Items from a figure collection
..........

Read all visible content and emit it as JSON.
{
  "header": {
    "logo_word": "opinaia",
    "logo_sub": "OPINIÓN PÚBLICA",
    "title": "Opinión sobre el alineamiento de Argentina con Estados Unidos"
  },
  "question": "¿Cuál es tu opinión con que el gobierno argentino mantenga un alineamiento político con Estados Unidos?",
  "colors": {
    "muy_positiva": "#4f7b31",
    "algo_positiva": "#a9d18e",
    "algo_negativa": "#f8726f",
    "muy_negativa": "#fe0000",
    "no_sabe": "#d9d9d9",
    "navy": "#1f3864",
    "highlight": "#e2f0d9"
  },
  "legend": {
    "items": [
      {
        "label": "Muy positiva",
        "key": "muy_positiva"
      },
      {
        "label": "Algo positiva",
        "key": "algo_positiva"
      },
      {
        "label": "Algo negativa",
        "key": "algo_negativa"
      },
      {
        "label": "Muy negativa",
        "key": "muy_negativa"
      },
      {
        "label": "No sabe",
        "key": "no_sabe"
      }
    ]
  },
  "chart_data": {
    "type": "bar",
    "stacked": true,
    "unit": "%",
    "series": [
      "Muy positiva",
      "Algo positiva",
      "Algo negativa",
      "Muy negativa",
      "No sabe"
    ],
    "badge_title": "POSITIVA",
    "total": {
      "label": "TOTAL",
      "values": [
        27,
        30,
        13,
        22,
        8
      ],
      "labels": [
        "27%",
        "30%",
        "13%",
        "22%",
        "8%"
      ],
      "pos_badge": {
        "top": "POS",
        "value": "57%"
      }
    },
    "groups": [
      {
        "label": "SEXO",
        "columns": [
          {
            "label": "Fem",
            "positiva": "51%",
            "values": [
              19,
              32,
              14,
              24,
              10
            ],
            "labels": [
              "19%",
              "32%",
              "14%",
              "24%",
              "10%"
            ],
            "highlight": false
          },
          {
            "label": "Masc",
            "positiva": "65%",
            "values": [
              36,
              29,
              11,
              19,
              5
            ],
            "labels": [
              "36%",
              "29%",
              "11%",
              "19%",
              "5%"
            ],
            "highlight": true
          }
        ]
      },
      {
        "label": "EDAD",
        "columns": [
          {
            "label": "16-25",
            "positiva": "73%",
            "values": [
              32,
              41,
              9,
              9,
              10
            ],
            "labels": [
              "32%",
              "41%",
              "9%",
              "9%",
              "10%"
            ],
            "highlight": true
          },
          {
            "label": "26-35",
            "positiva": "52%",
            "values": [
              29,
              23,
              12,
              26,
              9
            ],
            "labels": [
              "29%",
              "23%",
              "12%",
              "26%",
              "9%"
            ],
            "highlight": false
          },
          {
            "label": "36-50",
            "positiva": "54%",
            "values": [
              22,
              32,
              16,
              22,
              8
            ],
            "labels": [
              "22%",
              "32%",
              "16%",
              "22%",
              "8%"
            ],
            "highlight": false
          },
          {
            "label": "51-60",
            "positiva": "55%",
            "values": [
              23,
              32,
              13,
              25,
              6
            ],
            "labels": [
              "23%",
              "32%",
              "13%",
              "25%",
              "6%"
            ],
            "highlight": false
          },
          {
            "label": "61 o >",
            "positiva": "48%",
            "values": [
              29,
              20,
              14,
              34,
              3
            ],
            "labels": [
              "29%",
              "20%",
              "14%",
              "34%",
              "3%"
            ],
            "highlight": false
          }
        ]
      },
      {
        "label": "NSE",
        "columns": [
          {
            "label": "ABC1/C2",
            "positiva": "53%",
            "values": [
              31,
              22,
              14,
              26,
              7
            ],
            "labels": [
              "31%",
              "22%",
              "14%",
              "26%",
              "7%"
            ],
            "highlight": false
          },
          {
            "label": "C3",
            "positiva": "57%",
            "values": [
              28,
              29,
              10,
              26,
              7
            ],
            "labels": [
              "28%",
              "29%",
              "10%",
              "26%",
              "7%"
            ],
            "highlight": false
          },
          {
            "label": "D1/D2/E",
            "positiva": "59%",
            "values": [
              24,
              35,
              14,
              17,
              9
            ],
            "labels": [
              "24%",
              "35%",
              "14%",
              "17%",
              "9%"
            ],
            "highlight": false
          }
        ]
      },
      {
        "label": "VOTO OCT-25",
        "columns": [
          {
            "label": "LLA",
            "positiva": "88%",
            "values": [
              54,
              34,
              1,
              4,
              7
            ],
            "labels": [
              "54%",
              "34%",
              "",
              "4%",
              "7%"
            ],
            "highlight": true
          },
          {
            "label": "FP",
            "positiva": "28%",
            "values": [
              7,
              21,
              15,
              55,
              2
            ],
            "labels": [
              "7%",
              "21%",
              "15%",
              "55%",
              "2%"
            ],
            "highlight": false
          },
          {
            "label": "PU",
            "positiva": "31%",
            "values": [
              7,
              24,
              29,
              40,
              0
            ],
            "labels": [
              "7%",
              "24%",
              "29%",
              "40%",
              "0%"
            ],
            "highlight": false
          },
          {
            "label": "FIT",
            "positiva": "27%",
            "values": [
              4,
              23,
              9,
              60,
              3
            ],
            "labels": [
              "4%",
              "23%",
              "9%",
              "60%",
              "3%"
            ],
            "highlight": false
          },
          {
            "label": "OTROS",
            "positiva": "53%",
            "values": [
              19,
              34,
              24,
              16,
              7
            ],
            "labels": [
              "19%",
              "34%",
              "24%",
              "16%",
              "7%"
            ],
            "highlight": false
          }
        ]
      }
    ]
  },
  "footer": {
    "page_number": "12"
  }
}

..........

Exercise prompt: Copy every line from the entries that contains the word "Estados".

Written answer:
    "title": "Opinión sobre el alineamiento de Argentina con Estados Unidos"
  "question": "¿Cuál es tu opinión con que el gobierno argentino mantenga un alineamiento político con Estados Unidos?",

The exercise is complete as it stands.